**WORK REQUIRED**. Print the entries verbatim, from the first line through the line containing "x-tick-label: 35 [1026,1008,1046,1028]", with both ends included.

**RECORDS PROVIDED**.

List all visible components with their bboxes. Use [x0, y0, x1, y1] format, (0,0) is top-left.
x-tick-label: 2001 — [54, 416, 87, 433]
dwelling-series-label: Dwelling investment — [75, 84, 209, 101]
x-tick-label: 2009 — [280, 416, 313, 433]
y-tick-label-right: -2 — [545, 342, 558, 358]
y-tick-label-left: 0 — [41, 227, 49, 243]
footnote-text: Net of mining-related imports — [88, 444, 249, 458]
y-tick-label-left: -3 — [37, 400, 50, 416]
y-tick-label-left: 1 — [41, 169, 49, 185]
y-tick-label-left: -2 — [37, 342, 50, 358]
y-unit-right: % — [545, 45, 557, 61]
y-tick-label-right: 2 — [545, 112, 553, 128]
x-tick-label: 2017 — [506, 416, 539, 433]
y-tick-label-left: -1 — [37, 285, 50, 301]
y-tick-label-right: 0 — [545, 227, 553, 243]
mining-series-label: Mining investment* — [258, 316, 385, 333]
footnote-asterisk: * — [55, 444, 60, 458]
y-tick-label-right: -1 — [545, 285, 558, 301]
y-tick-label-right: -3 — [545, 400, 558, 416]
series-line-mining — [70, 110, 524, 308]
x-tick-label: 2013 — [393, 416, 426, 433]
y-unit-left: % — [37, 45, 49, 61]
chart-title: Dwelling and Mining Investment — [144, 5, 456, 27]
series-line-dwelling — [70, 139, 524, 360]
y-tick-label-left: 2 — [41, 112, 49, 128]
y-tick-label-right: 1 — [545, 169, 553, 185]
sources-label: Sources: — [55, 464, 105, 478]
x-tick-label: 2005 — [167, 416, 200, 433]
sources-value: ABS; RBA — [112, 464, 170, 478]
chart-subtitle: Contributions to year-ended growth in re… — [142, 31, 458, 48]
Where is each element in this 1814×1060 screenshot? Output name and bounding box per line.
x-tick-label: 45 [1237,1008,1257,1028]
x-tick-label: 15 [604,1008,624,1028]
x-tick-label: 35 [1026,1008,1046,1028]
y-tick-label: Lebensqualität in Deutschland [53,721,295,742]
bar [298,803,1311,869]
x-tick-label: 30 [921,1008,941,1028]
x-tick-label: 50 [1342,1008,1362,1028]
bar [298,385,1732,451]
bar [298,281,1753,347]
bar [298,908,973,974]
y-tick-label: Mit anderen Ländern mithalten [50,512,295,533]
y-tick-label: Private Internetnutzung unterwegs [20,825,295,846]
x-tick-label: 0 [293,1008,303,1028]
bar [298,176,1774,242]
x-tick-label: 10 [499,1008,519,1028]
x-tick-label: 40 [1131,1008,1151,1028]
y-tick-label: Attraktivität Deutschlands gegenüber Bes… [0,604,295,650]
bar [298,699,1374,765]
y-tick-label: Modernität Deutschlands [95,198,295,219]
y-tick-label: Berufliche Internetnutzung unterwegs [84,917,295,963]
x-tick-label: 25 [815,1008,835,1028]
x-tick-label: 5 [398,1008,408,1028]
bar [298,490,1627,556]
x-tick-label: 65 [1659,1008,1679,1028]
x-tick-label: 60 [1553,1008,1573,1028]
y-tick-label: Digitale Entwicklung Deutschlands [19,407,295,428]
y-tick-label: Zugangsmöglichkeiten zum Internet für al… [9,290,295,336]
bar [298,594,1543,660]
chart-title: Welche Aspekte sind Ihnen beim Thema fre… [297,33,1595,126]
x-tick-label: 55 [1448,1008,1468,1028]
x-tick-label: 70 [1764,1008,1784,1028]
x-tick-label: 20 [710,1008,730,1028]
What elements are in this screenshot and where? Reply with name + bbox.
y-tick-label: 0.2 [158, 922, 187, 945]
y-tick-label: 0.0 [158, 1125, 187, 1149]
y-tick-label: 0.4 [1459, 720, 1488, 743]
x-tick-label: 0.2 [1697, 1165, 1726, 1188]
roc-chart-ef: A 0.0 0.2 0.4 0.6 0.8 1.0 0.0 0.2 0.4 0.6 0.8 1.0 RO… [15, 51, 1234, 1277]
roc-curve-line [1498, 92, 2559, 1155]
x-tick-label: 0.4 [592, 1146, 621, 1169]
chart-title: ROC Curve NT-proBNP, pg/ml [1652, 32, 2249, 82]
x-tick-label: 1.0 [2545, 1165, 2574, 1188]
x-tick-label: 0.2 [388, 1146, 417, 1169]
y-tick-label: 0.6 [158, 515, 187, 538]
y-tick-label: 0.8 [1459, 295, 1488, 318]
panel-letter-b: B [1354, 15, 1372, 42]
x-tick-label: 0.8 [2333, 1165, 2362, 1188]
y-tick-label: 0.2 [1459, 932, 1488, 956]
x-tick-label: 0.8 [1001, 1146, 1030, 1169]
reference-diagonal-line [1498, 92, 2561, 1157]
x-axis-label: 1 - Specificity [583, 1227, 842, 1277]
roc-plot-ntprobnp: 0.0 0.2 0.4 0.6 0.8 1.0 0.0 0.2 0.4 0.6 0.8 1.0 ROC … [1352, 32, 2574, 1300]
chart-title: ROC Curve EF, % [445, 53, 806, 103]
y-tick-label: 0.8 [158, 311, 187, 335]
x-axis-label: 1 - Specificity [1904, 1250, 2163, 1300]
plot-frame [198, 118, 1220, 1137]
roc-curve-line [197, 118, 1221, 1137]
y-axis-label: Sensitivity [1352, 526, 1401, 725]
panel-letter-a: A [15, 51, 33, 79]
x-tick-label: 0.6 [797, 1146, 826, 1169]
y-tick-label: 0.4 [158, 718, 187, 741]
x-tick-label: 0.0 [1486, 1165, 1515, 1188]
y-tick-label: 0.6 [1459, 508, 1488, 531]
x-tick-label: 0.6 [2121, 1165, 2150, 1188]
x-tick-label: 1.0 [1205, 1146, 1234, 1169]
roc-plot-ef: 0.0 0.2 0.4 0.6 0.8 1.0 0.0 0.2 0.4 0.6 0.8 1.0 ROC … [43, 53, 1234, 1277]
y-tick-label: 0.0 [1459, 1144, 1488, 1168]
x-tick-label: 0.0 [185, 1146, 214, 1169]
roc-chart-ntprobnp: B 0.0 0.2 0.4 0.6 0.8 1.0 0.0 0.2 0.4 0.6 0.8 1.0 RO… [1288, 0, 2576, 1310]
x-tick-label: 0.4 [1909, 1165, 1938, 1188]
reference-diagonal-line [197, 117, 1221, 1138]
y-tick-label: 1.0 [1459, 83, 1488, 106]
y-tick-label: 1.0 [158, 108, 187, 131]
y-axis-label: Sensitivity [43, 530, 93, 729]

**PROBLEM SOLUTION**.
List all visible components with their bboxes. Use [x0, y0, x1, y1] format, (0,0) is top-left.
x-tick-label: 2001 — [54, 416, 87, 433]
dwelling-series-label: Dwelling investment — [75, 84, 209, 101]
x-tick-label: 2009 — [280, 416, 313, 433]
y-tick-label-right: -2 — [545, 342, 558, 358]
y-tick-label-left: 0 — [41, 227, 49, 243]
footnote-text: Net of mining-related imports — [88, 444, 249, 458]
y-tick-label-left: -3 — [37, 400, 50, 416]
y-tick-label-left: 1 — [41, 169, 49, 185]
y-tick-label-left: -2 — [37, 342, 50, 358]
y-unit-right: % — [545, 45, 557, 61]
y-tick-label-right: 2 — [545, 112, 553, 128]
x-tick-label: 2017 — [506, 416, 539, 433]
y-tick-label-left: -1 — [37, 285, 50, 301]
y-tick-label-right: 0 — [545, 227, 553, 243]
mining-series-label: Mining investment* — [258, 316, 385, 333]
footnote-asterisk: * — [55, 444, 60, 458]
y-tick-label-right: -1 — [545, 285, 558, 301]
y-tick-label-right: -3 — [545, 400, 558, 416]
series-line-mining — [70, 110, 524, 308]
x-tick-label: 2013 — [393, 416, 426, 433]
y-unit-left: % — [37, 45, 49, 61]
chart-title: Dwelling and Mining Investment — [144, 5, 456, 27]
series-line-dwelling — [70, 139, 524, 360]
y-tick-label-left: 2 — [41, 112, 49, 128]
y-tick-label-right: 1 — [545, 169, 553, 185]
sources-label: Sources: — [55, 464, 105, 478]
x-tick-label: 2005 — [167, 416, 200, 433]
sources-value: ABS; RBA — [112, 464, 170, 478]
chart-subtitle: Contributions to year-ended growth in re… — [142, 31, 458, 48]
Where is each element in this 1814×1060 screenshot? Output name and bounding box per line.
x-tick-label: 45 [1237,1008,1257,1028]
x-tick-label: 15 [604,1008,624,1028]
x-tick-label: 35 [1026,1008,1046,1028]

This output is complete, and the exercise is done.